# [READING TEXT]
↓↓↓

# Cockapoo extreme separation and confinement anxiety



## CottonTheCockapoo (Apr 4, 2021)

Hi

I am a first time cockapoo (show + miniature) owner and had my puppy for two weeks. To be honest, he is driving me insane with his confinement and separation anxiety.

I am not able to crate him for more than five minutes without him whining and barking - giving him Kong or puzzle toys or chews do not work so far as whining begins after he loses interest. The same goes for confining him to the living room when I leave to take a shower or cook dinner. I have tried all the tricks such as slowly introduce him to crate, feeding in crate and giving him treats when he goes inside voluntarily. Recently he has started whining and pawing at the living room door even with me inside the living room. 

Because of the crate and anxiety issue, he is not able to sleep which spirals into him throwing tantrums often. When he is actually sleeping, he will wake up whenever I stand up to leave the room. 

I think this is a very big behavioral issue but do not want to spend money on a dog trainer yet. However it is driving me (and my neighbours) crazy! I cannot even go to the toilet on the worst days. I have thoughts of rehoming him now if this issue does not go away. I heard cockapoo has such an issue but it is significantly worse for him as he is rather timid by nature. This has led to some growling and biting issues which I suspect is out of fear for crate.

Any help please I am desperate!


----------



## 2ndhandgal (Aug 29, 2011)

↑↑↑

# [REQUIRED ACTIONS]
1. Copy the stretch from "## CottonTheCockapoo (Apr" through "and separation anxiety." in the forum post about the cockapoo's anxiety, word for word.
2. According to the forum post about the cockapoo's anxiety, how long has the owner had the puppy?

Bounding box entries:
↓↓↓

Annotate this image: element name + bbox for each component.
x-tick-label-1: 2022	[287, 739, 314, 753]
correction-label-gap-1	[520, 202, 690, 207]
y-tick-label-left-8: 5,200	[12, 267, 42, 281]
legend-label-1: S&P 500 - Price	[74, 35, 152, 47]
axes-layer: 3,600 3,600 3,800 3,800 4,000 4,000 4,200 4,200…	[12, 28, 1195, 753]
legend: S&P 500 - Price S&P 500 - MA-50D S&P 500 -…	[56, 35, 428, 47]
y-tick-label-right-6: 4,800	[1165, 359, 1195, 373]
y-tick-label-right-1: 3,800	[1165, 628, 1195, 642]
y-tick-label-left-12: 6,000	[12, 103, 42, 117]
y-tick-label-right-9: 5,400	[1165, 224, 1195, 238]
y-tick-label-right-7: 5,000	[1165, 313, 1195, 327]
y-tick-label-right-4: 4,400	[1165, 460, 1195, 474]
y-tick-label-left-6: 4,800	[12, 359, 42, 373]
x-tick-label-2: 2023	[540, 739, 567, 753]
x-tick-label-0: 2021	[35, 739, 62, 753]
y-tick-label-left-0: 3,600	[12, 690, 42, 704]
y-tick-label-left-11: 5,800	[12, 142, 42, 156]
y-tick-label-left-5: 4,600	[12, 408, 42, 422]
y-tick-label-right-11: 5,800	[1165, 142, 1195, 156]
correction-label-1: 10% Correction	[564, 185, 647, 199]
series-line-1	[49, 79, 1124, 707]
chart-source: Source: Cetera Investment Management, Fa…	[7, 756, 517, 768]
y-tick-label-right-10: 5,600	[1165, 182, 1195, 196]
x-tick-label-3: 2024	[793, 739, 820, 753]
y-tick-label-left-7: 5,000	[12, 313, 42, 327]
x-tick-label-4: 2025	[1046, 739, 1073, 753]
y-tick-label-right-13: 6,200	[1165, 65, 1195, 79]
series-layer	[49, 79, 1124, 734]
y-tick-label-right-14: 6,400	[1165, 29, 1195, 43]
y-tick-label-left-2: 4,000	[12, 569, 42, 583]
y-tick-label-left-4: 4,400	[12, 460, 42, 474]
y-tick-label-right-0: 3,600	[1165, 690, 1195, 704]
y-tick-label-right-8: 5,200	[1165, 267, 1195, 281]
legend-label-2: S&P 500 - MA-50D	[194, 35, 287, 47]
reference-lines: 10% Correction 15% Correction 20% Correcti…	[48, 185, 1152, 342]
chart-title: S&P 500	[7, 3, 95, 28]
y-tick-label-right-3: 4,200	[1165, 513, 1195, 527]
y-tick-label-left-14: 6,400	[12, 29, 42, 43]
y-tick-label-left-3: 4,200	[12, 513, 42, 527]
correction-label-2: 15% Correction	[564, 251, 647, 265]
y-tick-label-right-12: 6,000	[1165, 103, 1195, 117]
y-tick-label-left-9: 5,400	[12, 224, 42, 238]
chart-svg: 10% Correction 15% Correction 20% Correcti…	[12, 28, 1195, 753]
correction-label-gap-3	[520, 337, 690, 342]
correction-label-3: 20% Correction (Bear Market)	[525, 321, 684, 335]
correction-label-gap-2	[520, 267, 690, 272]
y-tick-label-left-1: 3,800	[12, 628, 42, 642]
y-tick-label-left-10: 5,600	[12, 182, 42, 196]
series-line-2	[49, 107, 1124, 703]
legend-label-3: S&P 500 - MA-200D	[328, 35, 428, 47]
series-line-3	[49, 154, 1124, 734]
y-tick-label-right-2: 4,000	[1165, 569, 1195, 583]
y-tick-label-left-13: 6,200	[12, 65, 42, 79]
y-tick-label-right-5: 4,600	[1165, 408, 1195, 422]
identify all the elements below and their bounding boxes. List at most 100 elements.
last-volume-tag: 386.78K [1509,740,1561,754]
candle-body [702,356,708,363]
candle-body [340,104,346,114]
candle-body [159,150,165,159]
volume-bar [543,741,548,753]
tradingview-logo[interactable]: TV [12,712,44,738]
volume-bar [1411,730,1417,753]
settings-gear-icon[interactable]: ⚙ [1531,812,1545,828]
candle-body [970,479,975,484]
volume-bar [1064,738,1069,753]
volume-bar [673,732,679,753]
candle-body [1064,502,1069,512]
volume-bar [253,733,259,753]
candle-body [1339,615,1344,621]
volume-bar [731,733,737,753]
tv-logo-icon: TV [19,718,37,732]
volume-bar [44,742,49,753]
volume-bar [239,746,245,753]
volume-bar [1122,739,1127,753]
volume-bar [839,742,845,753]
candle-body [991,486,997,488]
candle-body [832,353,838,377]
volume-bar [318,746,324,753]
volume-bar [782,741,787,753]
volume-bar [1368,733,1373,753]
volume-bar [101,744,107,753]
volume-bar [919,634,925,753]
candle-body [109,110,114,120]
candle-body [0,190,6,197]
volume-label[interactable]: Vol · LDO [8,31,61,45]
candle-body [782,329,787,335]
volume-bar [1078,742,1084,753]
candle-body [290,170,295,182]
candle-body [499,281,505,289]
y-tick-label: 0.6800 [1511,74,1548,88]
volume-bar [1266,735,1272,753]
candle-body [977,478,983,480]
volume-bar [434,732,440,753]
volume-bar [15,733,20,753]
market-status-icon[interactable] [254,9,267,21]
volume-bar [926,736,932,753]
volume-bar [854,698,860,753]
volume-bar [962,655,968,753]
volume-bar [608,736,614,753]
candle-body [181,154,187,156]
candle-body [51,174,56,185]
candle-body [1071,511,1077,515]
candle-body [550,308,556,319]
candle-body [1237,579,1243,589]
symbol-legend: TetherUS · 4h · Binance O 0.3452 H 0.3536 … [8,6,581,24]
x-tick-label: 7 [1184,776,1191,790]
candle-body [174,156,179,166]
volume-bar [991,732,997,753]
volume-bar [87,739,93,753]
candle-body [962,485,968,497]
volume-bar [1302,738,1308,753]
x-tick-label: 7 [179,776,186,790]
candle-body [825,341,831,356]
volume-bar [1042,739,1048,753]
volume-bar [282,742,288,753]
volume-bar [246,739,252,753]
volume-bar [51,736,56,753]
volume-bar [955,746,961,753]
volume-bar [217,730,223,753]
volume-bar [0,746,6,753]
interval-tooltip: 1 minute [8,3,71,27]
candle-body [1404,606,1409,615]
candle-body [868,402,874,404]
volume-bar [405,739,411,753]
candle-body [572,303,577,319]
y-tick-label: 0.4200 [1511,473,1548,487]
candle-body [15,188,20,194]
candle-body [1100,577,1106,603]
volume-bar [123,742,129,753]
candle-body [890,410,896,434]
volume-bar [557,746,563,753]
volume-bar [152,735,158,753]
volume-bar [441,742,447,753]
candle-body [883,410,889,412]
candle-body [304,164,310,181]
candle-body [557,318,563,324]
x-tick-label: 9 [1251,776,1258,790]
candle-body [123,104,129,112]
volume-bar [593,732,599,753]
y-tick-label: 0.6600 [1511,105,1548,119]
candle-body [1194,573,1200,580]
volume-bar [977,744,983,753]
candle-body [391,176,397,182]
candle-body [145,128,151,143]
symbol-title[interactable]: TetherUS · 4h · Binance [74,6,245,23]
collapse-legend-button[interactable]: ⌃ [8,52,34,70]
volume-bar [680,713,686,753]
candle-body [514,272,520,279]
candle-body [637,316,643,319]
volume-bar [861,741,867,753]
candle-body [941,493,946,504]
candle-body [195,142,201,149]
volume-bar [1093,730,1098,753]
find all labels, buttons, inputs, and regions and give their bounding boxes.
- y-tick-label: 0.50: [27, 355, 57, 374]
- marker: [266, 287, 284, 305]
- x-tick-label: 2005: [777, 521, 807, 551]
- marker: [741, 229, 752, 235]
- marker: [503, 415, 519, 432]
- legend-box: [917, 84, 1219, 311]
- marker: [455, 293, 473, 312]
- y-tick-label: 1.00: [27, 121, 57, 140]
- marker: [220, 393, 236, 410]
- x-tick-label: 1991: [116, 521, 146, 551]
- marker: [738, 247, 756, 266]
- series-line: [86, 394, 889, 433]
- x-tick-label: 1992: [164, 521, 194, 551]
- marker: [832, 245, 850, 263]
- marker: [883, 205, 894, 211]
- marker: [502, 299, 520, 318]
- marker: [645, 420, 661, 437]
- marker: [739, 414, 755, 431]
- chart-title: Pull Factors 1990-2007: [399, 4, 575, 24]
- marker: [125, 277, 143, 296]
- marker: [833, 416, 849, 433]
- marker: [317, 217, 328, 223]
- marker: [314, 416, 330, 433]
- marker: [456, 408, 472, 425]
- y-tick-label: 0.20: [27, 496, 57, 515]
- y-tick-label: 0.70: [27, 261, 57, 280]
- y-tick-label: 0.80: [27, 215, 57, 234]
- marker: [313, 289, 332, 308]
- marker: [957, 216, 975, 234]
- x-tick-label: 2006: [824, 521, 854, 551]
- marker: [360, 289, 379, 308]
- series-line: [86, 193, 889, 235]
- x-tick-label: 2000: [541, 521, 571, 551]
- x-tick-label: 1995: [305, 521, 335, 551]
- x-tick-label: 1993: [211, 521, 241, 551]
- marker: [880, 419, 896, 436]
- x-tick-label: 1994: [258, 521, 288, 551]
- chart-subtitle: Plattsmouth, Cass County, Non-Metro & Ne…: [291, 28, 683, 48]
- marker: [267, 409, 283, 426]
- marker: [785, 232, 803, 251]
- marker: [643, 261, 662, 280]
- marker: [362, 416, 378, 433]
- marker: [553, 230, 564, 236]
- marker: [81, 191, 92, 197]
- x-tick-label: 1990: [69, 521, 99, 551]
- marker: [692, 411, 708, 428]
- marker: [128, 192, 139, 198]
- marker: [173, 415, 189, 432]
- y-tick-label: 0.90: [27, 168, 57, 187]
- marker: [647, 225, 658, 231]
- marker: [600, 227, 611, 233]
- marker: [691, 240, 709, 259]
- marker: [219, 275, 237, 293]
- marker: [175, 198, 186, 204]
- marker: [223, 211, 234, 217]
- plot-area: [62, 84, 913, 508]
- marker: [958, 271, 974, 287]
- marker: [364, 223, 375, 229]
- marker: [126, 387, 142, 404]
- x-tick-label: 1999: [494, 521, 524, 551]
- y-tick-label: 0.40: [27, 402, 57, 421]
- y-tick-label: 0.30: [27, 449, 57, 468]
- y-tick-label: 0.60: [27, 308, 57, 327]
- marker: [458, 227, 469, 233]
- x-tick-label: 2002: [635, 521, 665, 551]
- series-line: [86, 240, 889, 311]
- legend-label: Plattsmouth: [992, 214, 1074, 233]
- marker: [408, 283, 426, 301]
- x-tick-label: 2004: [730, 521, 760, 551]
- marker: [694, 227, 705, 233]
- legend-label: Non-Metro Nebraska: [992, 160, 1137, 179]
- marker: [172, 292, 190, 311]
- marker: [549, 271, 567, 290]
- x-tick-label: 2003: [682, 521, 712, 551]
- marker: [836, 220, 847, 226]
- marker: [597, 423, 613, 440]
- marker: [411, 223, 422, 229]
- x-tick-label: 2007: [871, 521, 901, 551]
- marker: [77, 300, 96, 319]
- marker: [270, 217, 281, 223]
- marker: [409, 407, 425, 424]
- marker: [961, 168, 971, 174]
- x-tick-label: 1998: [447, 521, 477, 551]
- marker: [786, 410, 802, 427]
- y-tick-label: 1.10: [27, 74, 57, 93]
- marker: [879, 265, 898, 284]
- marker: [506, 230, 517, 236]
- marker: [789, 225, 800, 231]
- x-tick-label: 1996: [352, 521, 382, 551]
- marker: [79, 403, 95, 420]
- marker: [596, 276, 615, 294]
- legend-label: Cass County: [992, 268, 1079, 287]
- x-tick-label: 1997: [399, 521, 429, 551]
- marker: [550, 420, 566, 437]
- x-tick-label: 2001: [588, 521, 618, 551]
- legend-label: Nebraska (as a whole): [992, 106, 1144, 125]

↑↑↑

# [CORRECT ANSWERS]
1.
## CottonTheCockapoo (Apr 4, 2021)

Hi

I am a first time cockapoo (show + miniature) owner and had my puppy for two weeks. To be honest, he is driving me insane with his confinement and separation anxiety.

2. Two weeks.